**SHORT PROBLEM:** Retype the complete listing exactly as it appears.

(Collection entries)
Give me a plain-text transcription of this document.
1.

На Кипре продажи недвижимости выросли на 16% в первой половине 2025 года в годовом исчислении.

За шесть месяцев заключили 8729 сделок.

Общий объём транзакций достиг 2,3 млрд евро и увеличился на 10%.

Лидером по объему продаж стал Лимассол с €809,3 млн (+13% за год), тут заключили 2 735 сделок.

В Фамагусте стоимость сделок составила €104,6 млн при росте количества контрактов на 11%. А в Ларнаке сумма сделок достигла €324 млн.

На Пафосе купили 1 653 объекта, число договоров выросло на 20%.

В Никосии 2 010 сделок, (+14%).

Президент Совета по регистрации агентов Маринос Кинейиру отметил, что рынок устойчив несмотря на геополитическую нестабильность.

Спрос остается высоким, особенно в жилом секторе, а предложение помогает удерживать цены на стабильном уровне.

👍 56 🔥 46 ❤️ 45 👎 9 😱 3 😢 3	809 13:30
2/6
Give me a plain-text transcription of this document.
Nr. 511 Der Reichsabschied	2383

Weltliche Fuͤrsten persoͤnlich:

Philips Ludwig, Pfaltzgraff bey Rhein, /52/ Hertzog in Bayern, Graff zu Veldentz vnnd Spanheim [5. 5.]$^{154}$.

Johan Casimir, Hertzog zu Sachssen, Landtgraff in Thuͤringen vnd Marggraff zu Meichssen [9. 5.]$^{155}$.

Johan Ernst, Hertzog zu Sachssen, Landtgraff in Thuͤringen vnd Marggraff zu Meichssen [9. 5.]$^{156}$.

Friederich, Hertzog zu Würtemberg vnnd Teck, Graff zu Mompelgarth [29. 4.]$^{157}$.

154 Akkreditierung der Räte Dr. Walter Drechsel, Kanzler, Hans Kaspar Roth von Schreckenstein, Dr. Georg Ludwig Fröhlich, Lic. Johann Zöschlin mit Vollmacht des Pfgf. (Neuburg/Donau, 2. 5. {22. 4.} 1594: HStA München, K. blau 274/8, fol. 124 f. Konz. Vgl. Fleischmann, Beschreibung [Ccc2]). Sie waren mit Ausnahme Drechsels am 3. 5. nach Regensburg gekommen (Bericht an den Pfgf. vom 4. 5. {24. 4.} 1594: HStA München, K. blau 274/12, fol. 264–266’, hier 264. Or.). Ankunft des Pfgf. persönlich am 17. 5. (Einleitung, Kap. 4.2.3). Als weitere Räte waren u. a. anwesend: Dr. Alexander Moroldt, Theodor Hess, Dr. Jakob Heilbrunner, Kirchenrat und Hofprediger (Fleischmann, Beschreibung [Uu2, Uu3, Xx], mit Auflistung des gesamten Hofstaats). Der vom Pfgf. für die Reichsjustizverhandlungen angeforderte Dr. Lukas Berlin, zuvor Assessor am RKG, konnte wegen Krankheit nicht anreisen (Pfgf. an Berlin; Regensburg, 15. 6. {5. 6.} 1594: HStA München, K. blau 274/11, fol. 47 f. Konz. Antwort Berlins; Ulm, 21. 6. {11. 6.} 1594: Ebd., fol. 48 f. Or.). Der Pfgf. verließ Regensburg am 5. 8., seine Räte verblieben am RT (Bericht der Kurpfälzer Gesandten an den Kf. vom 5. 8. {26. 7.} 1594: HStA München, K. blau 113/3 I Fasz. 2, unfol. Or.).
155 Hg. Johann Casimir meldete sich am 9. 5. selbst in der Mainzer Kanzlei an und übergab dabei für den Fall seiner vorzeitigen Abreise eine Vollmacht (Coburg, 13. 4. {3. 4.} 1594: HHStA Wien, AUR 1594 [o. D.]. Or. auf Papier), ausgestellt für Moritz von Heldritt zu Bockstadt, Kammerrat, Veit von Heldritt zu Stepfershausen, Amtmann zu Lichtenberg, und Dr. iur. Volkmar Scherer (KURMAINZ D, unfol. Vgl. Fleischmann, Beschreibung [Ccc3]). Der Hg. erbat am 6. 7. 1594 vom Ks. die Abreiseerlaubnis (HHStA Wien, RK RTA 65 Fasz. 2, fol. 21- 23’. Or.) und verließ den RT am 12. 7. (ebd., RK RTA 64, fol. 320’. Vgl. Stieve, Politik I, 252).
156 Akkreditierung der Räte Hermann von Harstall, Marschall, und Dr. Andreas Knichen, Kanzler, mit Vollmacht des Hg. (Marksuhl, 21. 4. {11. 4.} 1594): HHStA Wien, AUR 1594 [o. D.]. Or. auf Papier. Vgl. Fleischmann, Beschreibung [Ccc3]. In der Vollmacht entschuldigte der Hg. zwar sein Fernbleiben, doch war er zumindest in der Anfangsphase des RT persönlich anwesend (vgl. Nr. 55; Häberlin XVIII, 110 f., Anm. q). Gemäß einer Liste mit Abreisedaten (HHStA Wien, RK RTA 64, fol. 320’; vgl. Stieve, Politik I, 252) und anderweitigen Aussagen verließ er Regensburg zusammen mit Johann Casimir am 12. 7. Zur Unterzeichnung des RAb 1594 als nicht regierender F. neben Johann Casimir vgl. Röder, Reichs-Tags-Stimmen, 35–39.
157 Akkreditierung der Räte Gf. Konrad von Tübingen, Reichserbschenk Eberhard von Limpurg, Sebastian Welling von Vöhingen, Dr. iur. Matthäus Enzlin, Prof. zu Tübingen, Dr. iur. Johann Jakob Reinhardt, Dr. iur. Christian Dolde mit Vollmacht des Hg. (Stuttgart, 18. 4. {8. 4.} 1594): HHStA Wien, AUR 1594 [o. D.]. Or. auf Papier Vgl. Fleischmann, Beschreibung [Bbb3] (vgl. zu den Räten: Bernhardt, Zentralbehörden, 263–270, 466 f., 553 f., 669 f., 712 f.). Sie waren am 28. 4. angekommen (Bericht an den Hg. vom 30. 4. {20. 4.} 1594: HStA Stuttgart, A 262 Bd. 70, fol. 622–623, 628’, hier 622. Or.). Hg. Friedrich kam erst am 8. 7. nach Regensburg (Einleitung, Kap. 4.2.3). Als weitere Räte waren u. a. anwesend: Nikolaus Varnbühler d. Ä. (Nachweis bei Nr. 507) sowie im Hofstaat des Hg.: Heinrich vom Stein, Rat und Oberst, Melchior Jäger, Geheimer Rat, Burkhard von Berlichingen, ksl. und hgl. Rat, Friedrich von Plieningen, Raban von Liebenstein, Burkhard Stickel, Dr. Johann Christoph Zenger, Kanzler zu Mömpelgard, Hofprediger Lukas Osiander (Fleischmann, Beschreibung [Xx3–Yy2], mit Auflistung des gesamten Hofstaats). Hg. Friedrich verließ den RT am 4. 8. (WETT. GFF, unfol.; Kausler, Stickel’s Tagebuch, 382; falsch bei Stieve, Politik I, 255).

**FULL OUTPUT:**
Give me a plain-text transcription of this document.
1.

На Кипре продажи недвижимости выросли на 16% в первой половине 2025 года в годовом исчислении.

За шесть месяцев заключили 8729 сделок.

Общий объём транзакций достиг 2,3 млрд евро и увеличился на 10%.

Лидером по объему продаж стал Лимассол с €809,3 млн (+13% за год), тут заключили 2 735 сделок.

В Фамагусте стоимость сделок составила €104,6 млн при росте количества контрактов на 11%. А в Ларнаке сумма сделок достигла €324 млн.

На Пафосе купили 1 653 объекта, число договоров выросло на 20%.

В Никосии 2 010 сделок, (+14%).

Президент Совета по регистрации агентов Маринос Кинейиру отметил, что рынок устойчив несмотря на геополитическую нестабильность.

Спрос остается высоким, особенно в жилом секторе, а предложение помогает удерживать цены на стабильном уровне.

👍 56 🔥 46 ❤️ 45 👎 9 😱 3 😢 3	809 13:30
2/6
Give me a plain-text transcription of this document.
Nr. 511 Der Reichsabschied	2383

Weltliche Fuͤrsten persoͤnlich:

Philips Ludwig, Pfaltzgraff bey Rhein, /52/ Hertzog in Bayern, Graff zu Veldentz vnnd Spanheim [5. 5.]$^{154}$.

Johan Casimir, Hertzog zu Sachssen, Landtgraff in Thuͤringen vnd Marggraff zu Meichssen [9. 5.]$^{155}$.

Johan Ernst, Hertzog zu Sachssen, Landtgraff in Thuͤringen vnd Marggraff zu Meichssen [9. 5.]$^{156}$.

Friederich, Hertzog zu Würtemberg vnnd Teck, Graff zu Mompelgarth [29. 4.]$^{157}$.

154 Akkreditierung der Räte Dr. Walter Drechsel, Kanzler, Hans Kaspar Roth von Schreckenstein, Dr. Georg Ludwig Fröhlich, Lic. Johann Zöschlin mit Vollmacht des Pfgf. (Neuburg/Donau, 2. 5. {22. 4.} 1594: HStA München, K. blau 274/8, fol. 124 f. Konz. Vgl. Fleischmann, Beschreibung [Ccc2]). Sie waren mit Ausnahme Drechsels am 3. 5. nach Regensburg gekommen (Bericht an den Pfgf. vom 4. 5. {24. 4.} 1594: HStA München, K. blau 274/12, fol. 264–266’, hier 264. Or.). Ankunft des Pfgf. persönlich am 17. 5. (Einleitung, Kap. 4.2.3). Als weitere Räte waren u. a. anwesend: Dr. Alexander Moroldt, Theodor Hess, Dr. Jakob Heilbrunner, Kirchenrat und Hofprediger (Fleischmann, Beschreibung [Uu2, Uu3, Xx], mit Auflistung des gesamten Hofstaats). Der vom Pfgf. für die Reichsjustizverhandlungen angeforderte Dr. Lukas Berlin, zuvor Assessor am RKG, konnte wegen Krankheit nicht anreisen (Pfgf. an Berlin; Regensburg, 15. 6. {5. 6.} 1594: HStA München, K. blau 274/11, fol. 47 f. Konz. Antwort Berlins; Ulm, 21. 6. {11. 6.} 1594: Ebd., fol. 48 f. Or.). Der Pfgf. verließ Regensburg am 5. 8., seine Räte verblieben am RT (Bericht der Kurpfälzer Gesandten an den Kf. vom 5. 8. {26. 7.} 1594: HStA München, K. blau 113/3 I Fasz. 2, unfol. Or.).
155 Hg. Johann Casimir meldete sich am 9. 5. selbst in der Mainzer Kanzlei an und übergab dabei für den Fall seiner vorzeitigen Abreise eine Vollmacht (Coburg, 13. 4. {3. 4.} 1594: HHStA Wien, AUR 1594 [o. D.]. Or. auf Papier), ausgestellt für Moritz von Heldritt zu Bockstadt, Kammerrat, Veit von Heldritt zu Stepfershausen, Amtmann zu Lichtenberg, und Dr. iur. Volkmar Scherer (KURMAINZ D, unfol. Vgl. Fleischmann, Beschreibung [Ccc3]). Der Hg. erbat am 6. 7. 1594 vom Ks. die Abreiseerlaubnis (HHStA Wien, RK RTA 65 Fasz. 2, fol. 21- 23’. Or.) und verließ den RT am 12. 7. (ebd., RK RTA 64, fol. 320’. Vgl. Stieve, Politik I, 252).
156 Akkreditierung der Räte Hermann von Harstall, Marschall, und Dr. Andreas Knichen, Kanzler, mit Vollmacht des Hg. (Marksuhl, 21. 4. {11. 4.} 1594): HHStA Wien, AUR 1594 [o. D.]. Or. auf Papier. Vgl. Fleischmann, Beschreibung [Ccc3]. In der Vollmacht entschuldigte der Hg. zwar sein Fernbleiben, doch war er zumindest in der Anfangsphase des RT persönlich anwesend (vgl. Nr. 55; Häberlin XVIII, 110 f., Anm. q). Gemäß einer Liste mit Abreisedaten (HHStA Wien, RK RTA 64, fol. 320’; vgl. Stieve, Politik I, 252) und anderweitigen Aussagen verließ er Regensburg zusammen mit Johann Casimir am 12. 7. Zur Unterzeichnung des RAb 1594 als nicht regierender F. neben Johann Casimir vgl. Röder, Reichs-Tags-Stimmen, 35–39.
157 Akkreditierung der Räte Gf. Konrad von Tübingen, Reichserbschenk Eberhard von Limpurg, Sebastian Welling von Vöhingen, Dr. iur. Matthäus Enzlin, Prof. zu Tübingen, Dr. iur. Johann Jakob Reinhardt, Dr. iur. Christian Dolde mit Vollmacht des Hg. (Stuttgart, 18. 4. {8. 4.} 1594): HHStA Wien, AUR 1594 [o. D.]. Or. auf Papier Vgl. Fleischmann, Beschreibung [Bbb3] (vgl. zu den Räten: Bernhardt, Zentralbehörden, 263–270, 466 f., 553 f., 669 f., 712 f.). Sie waren am 28. 4. angekommen (Bericht an den Hg. vom 30. 4. {20. 4.} 1594: HStA Stuttgart, A 262 Bd. 70, fol. 622–623, 628’, hier 622. Or.). Hg. Friedrich kam erst am 8. 7. nach Regensburg (Einleitung, Kap. 4.2.3). Als weitere Räte waren u. a. anwesend: Nikolaus Varnbühler d. Ä. (Nachweis bei Nr. 507) sowie im Hofstaat des Hg.: Heinrich vom Stein, Rat und Oberst, Melchior Jäger, Geheimer Rat, Burkhard von Berlichingen, ksl. und hgl. Rat, Friedrich von Plieningen, Raban von Liebenstein, Burkhard Stickel, Dr. Johann Christoph Zenger, Kanzler zu Mömpelgard, Hofprediger Lukas Osiander (Fleischmann, Beschreibung [Xx3–Yy2], mit Auflistung des gesamten Hofstaats). Hg. Friedrich verließ den RT am 4. 8. (WETT. GFF, unfol.; Kausler, Stickel’s Tagebuch, 382; falsch bei Stieve, Politik I, 255).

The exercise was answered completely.